GOAL
Print the whole listing exactly.

EXTRACTED DATA
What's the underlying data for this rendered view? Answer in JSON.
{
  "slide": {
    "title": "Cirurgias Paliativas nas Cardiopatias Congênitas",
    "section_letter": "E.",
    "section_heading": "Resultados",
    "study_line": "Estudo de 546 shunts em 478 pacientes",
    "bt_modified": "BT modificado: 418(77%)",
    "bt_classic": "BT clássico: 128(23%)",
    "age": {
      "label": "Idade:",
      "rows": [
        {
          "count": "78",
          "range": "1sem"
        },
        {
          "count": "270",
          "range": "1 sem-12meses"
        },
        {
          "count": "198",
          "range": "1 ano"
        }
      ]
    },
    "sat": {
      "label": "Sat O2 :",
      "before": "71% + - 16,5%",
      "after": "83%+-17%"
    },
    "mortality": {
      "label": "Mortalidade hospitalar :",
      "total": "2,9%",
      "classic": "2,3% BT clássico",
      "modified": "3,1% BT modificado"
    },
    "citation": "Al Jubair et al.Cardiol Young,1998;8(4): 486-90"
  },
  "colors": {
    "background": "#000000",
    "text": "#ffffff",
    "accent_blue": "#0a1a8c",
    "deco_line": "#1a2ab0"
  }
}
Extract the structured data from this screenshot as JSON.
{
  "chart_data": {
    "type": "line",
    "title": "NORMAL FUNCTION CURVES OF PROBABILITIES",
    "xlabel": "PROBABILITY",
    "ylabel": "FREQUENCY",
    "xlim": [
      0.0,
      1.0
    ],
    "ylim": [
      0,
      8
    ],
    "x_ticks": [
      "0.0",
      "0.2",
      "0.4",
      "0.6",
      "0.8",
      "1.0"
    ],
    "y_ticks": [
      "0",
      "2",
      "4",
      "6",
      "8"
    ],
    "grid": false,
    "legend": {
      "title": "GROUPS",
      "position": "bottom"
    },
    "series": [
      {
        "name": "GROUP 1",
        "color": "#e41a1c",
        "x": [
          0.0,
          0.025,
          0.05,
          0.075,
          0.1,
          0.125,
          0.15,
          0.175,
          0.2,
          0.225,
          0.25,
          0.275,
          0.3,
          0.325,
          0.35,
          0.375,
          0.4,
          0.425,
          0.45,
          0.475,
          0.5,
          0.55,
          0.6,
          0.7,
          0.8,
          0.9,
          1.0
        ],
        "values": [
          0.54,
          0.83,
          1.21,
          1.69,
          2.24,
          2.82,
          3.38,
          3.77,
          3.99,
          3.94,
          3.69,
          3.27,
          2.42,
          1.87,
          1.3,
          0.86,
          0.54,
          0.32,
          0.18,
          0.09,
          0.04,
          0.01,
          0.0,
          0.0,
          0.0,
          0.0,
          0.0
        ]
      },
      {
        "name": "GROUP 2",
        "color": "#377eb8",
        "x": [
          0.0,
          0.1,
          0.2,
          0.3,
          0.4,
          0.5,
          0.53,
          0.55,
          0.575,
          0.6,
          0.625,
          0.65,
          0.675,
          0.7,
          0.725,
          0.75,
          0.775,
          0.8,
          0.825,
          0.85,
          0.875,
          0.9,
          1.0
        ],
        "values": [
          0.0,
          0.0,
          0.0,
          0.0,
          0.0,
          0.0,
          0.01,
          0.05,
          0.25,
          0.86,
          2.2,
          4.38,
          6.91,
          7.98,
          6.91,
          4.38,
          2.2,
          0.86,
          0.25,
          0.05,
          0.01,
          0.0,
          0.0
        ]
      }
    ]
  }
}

FULL ANSWER
What's the underlying data for this rendered view? Answer in JSON.
{
  "slide": {
    "title": "Cirurgias Paliativas nas Cardiopatias Congênitas",
    "section_letter": "E.",
    "section_heading": "Resultados",
    "study_line": "Estudo de 546 shunts em 478 pacientes",
    "bt_modified": "BT modificado: 418(77%)",
    "bt_classic": "BT clássico: 128(23%)",
    "age": {
      "label": "Idade:",
      "rows": [
        {
          "count": "78",
          "range": "1sem"
        },
        {
          "count": "270",
          "range": "1 sem-12meses"
        },
        {
          "count": "198",
          "range": "1 ano"
        }
      ]
    },
    "sat": {
      "label": "Sat O2 :",
      "before": "71% + - 16,5%",
      "after": "83%+-17%"
    },
    "mortality": {
      "label": "Mortalidade hospitalar :",
      "total": "2,9%",
      "classic": "2,3% BT clássico",
      "modified": "3,1% BT modificado"
    },
    "citation": "Al Jubair et al.Cardiol Young,1998;8(4): 486-90"
  },
  "colors": {
    "background": "#000000",
    "text": "#ffffff",
    "accent_blue": "#0a1a8c",
    "deco_line": "#1a2ab0"
  }
}
Extract the structured data from this screenshot as JSON.
{
  "chart_data": {
    "type": "line",
    "title": "NORMAL FUNCTION CURVES OF PROBABILITIES",
    "xlabel": "PROBABILITY",
    "ylabel": "FREQUENCY",
    "xlim": [
      0.0,
      1.0
    ],
    "ylim": [
      0,
      8
    ],
    "x_ticks": [
      "0.0",
      "0.2",
      "0.4",
      "0.6",
      "0.8",
      "1.0"
    ],
    "y_ticks": [
      "0",
      "2",
      "4",
      "6",
      "8"
    ],
    "grid": false,
    "legend": {
      "title": "GROUPS",
      "position": "bottom"
    },
    "series": [
      {
        "name": "GROUP 1",
        "color": "#e41a1c",
        "x": [
          0.0,
          0.025,
          0.05,
          0.075,
          0.1,
          0.125,
          0.15,
          0.175,
          0.2,
          0.225,
          0.25,
          0.275,
          0.3,
          0.325,
          0.35,
          0.375,
          0.4,
          0.425,
          0.45,
          0.475,
          0.5,
          0.55,
          0.6,
          0.7,
          0.8,
          0.9,
          1.0
        ],
        "values": [
          0.54,
          0.83,
          1.21,
          1.69,
          2.24,
          2.82,
          3.38,
          3.77,
          3.99,
          3.94,
          3.69,
          3.27,
          2.42,
          1.87,
          1.3,
          0.86,
          0.54,
          0.32,
          0.18,
          0.09,
          0.04,
          0.01,
          0.0,
          0.0,
          0.0,
          0.0,
          0.0
        ]
      },
      {
        "name": "GROUP 2",
        "color": "#377eb8",
        "x": [
          0.0,
          0.1,
          0.2,
          0.3,
          0.4,
          0.5,
          0.53,
          0.55,
          0.575,
          0.6,
          0.625,
          0.65,
          0.675,
          0.7,
          0.725,
          0.75,
          0.775,
          0.8,
          0.825,
          0.85,
          0.875,
          0.9,
          1.0
        ],
        "values": [
          0.0,
          0.0,
          0.0,
          0.0,
          0.0,
          0.0,
          0.01,
          0.05,
          0.25,
          0.86,
          2.2,
          4.38,
          6.91,
          7.98,
          6.91,
          4.38,
          2.2,
          0.86,
          0.25,
          0.05,
          0.01,
          0.0,
          0.0
        ]
      }
    ]
  }
}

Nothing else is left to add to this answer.